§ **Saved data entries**
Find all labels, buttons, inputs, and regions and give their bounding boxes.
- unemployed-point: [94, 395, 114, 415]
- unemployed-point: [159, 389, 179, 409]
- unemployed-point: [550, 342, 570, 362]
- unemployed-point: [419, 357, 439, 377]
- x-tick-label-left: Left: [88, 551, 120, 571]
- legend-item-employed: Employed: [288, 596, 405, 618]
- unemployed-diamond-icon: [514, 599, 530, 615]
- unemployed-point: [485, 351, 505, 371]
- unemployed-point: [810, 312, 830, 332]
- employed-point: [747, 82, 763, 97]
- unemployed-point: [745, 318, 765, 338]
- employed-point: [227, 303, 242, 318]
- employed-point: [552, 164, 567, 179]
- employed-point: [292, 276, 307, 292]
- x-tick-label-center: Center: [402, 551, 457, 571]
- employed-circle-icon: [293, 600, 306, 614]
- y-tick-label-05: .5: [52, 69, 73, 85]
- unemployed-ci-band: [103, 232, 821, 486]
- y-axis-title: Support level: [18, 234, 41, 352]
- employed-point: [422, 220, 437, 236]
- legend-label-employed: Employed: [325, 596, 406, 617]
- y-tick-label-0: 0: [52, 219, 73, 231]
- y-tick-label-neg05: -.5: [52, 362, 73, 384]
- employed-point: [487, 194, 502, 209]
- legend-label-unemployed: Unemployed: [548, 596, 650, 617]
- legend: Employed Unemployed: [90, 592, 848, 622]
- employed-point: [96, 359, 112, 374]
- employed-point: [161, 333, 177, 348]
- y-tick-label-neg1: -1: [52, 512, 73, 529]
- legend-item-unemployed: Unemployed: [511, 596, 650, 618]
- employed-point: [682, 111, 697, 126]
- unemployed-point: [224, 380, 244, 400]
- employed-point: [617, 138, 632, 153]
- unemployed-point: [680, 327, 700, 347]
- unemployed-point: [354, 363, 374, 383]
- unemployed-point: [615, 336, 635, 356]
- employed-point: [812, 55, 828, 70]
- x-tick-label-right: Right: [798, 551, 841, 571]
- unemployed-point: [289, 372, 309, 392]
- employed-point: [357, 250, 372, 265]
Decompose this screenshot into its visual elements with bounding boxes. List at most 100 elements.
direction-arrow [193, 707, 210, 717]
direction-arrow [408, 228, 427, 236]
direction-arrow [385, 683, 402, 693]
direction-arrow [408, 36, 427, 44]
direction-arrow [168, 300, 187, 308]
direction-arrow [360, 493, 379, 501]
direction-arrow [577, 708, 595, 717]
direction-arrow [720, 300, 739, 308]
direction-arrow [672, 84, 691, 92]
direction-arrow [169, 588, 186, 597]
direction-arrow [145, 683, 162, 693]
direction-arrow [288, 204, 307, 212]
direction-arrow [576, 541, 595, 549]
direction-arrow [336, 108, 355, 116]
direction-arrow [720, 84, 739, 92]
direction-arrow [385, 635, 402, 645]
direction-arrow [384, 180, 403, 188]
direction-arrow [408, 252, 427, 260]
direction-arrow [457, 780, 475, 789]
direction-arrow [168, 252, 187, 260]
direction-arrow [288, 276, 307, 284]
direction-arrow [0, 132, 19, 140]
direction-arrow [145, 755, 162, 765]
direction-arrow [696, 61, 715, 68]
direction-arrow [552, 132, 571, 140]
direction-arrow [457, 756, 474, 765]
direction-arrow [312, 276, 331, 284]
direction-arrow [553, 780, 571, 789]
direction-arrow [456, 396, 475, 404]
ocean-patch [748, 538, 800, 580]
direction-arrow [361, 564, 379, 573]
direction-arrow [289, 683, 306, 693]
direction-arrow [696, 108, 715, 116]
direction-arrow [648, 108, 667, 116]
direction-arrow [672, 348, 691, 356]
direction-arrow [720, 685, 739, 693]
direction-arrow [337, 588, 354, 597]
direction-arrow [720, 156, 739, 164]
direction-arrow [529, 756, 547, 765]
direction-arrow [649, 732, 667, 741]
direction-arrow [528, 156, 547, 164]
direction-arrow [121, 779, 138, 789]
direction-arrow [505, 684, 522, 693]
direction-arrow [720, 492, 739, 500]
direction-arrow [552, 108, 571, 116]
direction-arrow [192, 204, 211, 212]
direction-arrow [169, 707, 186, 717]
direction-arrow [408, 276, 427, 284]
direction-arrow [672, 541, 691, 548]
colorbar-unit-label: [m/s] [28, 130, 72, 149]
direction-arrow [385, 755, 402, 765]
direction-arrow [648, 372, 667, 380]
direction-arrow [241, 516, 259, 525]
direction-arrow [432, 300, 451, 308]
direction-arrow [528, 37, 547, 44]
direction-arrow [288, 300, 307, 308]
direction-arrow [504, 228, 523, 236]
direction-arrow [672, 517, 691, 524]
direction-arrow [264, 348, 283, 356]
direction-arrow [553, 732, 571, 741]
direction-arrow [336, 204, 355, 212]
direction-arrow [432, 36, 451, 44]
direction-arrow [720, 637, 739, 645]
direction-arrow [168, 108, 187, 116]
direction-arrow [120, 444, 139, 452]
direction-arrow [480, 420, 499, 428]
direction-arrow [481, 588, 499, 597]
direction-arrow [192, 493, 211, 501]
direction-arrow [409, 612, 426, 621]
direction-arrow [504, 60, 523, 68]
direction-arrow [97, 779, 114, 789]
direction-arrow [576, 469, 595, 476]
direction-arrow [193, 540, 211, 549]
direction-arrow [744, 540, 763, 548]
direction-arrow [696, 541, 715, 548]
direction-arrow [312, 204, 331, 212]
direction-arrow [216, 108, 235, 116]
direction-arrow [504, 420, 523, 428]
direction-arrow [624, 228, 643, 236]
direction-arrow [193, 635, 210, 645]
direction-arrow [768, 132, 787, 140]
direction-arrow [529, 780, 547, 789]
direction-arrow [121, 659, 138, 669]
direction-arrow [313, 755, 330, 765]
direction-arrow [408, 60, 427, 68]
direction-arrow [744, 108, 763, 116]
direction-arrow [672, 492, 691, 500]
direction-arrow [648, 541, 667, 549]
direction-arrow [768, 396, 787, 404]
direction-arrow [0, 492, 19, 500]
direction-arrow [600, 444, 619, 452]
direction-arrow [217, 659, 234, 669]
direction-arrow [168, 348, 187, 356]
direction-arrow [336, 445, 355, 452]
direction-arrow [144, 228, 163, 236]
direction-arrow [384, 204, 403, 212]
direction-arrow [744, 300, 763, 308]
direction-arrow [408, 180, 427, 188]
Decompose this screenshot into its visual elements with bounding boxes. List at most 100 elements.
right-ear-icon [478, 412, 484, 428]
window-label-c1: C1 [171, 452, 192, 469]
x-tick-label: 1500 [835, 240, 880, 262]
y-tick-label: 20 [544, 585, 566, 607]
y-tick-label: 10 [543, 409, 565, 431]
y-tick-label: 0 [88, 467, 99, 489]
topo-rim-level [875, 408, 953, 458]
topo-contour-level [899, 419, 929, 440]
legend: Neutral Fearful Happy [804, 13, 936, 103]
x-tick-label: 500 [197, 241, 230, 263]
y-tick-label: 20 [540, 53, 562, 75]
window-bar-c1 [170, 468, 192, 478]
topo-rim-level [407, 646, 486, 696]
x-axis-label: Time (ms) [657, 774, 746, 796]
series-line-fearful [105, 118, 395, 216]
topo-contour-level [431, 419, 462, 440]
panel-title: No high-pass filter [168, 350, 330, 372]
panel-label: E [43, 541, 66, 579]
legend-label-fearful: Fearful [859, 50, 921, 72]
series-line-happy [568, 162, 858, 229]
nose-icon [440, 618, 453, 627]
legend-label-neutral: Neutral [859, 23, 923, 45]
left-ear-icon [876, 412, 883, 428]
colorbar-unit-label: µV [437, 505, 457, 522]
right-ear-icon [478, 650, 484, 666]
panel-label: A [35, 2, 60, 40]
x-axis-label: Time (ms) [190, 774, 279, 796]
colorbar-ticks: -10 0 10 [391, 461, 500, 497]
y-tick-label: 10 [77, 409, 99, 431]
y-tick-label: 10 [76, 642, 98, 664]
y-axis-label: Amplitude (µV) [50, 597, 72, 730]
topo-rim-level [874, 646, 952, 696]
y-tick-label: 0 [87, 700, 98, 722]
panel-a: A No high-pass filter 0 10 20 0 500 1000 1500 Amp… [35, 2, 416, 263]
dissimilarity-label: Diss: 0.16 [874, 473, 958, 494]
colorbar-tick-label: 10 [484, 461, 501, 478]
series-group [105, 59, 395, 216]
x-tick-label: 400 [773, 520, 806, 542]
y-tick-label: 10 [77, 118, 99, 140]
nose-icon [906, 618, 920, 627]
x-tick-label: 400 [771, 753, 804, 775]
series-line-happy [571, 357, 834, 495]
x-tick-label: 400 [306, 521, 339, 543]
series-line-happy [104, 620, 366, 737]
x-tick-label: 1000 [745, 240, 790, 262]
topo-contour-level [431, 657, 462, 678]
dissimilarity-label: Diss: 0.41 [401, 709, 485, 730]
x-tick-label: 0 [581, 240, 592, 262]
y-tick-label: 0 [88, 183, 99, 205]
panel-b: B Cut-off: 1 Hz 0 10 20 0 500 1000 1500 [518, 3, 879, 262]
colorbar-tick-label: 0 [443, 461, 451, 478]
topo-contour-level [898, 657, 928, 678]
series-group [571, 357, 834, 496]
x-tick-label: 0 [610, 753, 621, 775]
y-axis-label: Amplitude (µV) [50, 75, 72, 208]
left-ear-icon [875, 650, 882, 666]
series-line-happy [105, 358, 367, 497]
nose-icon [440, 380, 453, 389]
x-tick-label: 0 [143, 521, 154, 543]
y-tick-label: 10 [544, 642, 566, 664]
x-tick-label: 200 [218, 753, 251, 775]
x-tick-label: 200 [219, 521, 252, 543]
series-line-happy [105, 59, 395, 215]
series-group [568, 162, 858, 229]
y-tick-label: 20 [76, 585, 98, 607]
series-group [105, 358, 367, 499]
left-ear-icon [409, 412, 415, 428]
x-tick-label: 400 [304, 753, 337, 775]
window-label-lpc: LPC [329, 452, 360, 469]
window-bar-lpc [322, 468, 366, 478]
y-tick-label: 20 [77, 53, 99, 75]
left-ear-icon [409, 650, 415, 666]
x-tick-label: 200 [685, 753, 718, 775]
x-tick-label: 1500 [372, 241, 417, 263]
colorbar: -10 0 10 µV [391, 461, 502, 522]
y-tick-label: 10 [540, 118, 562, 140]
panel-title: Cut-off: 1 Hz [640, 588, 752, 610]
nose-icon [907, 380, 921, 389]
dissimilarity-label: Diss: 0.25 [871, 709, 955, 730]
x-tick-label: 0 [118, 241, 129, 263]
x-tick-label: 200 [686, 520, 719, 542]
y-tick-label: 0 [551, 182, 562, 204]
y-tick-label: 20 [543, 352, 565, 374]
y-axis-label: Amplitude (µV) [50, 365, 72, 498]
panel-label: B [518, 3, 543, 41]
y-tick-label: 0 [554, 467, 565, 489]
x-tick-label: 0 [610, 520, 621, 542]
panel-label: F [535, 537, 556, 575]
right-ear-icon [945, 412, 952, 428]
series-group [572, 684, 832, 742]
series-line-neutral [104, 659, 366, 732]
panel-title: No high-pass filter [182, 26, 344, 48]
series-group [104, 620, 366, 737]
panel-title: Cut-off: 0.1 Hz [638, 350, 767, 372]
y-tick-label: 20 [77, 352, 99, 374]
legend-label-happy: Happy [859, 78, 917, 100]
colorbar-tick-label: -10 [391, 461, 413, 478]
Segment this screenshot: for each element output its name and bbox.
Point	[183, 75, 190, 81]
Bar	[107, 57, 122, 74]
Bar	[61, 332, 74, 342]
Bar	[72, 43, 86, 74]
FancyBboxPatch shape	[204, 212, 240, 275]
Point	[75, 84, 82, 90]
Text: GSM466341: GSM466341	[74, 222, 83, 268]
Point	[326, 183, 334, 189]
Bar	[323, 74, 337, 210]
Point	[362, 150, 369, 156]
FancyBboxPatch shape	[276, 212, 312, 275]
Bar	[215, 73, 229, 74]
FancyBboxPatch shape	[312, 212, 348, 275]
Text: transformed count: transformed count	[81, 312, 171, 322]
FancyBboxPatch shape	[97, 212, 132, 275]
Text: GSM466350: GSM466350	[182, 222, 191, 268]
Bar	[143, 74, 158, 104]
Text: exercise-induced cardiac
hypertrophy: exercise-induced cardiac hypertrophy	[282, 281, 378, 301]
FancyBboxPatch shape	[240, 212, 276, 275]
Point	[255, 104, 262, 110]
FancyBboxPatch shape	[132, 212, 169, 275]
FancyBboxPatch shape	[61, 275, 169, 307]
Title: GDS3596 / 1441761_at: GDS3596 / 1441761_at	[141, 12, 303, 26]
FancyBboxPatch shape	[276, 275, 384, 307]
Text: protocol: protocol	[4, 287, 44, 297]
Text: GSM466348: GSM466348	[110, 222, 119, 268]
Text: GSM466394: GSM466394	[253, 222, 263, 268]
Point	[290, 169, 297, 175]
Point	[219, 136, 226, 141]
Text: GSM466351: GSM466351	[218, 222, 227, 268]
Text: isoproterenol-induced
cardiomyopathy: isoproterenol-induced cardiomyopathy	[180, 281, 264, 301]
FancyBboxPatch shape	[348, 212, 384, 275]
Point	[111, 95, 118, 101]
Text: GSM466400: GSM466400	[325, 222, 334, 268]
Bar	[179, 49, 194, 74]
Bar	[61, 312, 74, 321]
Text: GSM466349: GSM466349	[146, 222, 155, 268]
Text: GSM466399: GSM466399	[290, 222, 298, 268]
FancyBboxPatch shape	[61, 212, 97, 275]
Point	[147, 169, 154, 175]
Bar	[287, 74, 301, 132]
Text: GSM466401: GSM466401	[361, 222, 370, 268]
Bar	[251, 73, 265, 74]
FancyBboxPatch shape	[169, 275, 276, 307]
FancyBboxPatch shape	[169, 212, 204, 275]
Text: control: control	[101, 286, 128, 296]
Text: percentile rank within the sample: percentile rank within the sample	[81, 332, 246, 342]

§ **Your task**
Format the lines from the first line of the saved data entries up to and including the line containing "- unemployed-point: [485, 351, 505, 371]" as a numbered list, omitting any blank lines.

§ **Response**
1. Find all labels, buttons, inputs, and regions and give their bounding boxes.
2. - unemployed-point: [94, 395, 114, 415]
3. - unemployed-point: [159, 389, 179, 409]
4. - unemployed-point: [550, 342, 570, 362]
5. - unemployed-point: [419, 357, 439, 377]
6. - x-tick-label-left: Left: [88, 551, 120, 571]
7. - legend-item-employed: Employed: [288, 596, 405, 618]
8. - unemployed-diamond-icon: [514, 599, 530, 615]
9. - unemployed-point: [485, 351, 505, 371]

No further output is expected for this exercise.